» Quoted passage

• • • • •

UCS Quickstart: A Very Quick Guide

Download

the UCS toolkit by Stefan Evert from the UCS download page.

UCS crucially relies on Perl and the R (a language for statistical computing). UCS/Perl uses R as a backend: important statistical functions provided by R are available through a Perl module.

UCS will carp about any further missing dependencies.

Install

UCS with


tar xzvf UCS-0.3.2.tar.gz

cd UCS

perl System/install.perl

answer the questions and rejoice.

Configure

UCS (assuming bash and you are still in the UCS toplevel directory) with


export UCS=`System/bin/ucs-config --base-dir`

export PATH=$PATH:$UCS/bin

Documentation

in the modules and programs in Perl POD format. Display them with


   ucsdoc ProgramName|ModuleName

For GUI viewing (if you had Perl module Tk::Pod at installation) use:


    ucsdoc -tk ProgramName|ModuleName

Tutorials

on line:

UCS/Perl tutorial
UCS/R tutorial

Publications

related to UCS by Stefan Evert et al. are here.

Data set

format (with extension .ds)

Fundamental objects of the UCS toolkit are frequency data extracted from a given corpus for a given type of cooccurrences. Examples are

words or other morpho-syntactic units words occurring in the same sentences or within a certain distance from each other
adjectives modifying nouns (as in the Dickens and GLAW data sets)
PPs that are P-objects or adjuncts of a verb (as in the FR-PNV data set)

• • • • •

» Information shown
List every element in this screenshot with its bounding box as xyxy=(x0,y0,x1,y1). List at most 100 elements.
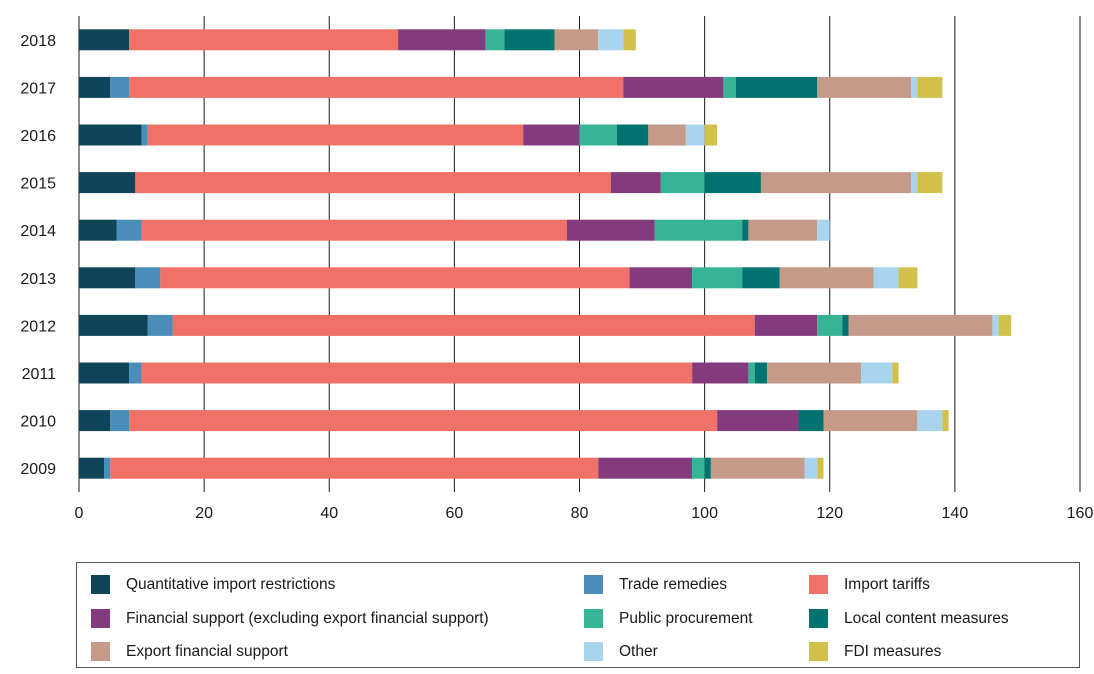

• • • • •

» Exercises
1 - List every shell command that the UCS quickstart guide gives under its Install and Configure headings.
2 - According to the UCS quickstart guide, which data sets contain adjectives modifying nouns?
3 - Reproduce word for word the stretch of the UCS quickstart guide from "words or other" through "GLAW data sets)".

» Answer set
1 -
- tar xzvf UCS-0.3.2.tar.gz
- cd UCS
- perl System/install.perl
- export UCS=`System/bin/ucs-config --base-dir`
- export PATH=$PATH:$UCS/bin

2 - The Dickens and GLAW data sets.

3 -
words or other morpho-syntactic units words occurring in the same sentences or within a certain distance from each other
adjectives modifying nouns (as in the Dickens and GLAW data sets)